BEGIN Data for the task

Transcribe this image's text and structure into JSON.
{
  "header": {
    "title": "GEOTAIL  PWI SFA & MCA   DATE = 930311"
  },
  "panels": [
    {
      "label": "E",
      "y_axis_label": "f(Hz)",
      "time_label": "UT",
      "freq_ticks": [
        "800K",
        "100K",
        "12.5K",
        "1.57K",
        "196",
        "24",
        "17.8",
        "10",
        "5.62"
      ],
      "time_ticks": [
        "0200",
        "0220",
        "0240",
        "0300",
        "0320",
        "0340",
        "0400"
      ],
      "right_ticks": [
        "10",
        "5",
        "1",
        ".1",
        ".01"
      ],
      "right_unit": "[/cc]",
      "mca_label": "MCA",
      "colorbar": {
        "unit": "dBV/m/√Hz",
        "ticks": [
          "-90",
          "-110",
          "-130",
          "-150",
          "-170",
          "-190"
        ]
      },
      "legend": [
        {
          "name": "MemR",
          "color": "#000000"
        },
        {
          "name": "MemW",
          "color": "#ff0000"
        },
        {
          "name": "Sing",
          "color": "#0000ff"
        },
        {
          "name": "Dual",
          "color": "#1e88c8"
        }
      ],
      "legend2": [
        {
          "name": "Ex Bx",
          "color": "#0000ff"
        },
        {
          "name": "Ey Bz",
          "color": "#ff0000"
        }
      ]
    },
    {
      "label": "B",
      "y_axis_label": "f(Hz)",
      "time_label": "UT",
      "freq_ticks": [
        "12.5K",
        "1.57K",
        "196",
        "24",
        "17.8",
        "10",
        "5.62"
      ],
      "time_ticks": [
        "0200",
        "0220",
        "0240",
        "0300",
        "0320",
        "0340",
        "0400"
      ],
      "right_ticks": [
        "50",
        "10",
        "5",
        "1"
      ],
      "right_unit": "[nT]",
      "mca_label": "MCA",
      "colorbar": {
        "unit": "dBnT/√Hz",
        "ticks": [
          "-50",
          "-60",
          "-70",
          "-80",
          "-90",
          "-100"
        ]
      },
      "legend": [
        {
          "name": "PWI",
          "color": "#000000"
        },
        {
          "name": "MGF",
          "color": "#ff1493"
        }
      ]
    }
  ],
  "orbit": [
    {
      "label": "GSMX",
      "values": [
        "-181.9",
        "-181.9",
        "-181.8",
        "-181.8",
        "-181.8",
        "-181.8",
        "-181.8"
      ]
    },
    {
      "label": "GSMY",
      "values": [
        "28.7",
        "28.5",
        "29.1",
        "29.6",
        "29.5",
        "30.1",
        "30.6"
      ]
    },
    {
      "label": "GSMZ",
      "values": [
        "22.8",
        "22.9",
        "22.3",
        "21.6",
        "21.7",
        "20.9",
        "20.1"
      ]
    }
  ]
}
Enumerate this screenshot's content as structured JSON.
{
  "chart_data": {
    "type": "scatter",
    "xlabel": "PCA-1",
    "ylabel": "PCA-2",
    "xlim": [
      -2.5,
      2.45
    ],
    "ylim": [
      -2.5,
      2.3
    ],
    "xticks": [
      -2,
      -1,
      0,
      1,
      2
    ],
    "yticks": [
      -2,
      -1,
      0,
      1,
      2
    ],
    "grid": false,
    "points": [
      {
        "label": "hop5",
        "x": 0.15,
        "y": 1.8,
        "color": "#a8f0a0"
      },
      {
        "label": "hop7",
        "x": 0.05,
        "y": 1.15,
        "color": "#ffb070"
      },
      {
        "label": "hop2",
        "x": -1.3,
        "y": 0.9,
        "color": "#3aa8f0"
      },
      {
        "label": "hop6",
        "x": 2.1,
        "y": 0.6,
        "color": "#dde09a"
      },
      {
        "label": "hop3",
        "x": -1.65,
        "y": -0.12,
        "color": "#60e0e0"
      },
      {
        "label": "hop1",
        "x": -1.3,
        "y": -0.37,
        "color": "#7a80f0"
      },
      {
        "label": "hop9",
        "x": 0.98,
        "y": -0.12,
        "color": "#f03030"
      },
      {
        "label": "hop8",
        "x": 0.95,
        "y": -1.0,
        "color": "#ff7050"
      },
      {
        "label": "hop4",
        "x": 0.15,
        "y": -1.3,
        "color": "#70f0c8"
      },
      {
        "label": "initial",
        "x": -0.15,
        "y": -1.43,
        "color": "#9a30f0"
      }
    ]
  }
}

END Data for the task

◆ Your goal
Each line that has the word "this" should be copied.

◆ Problem solution
Transcribe this image's text and structure into JSON.
Enumerate this screenshot's content as structured JSON.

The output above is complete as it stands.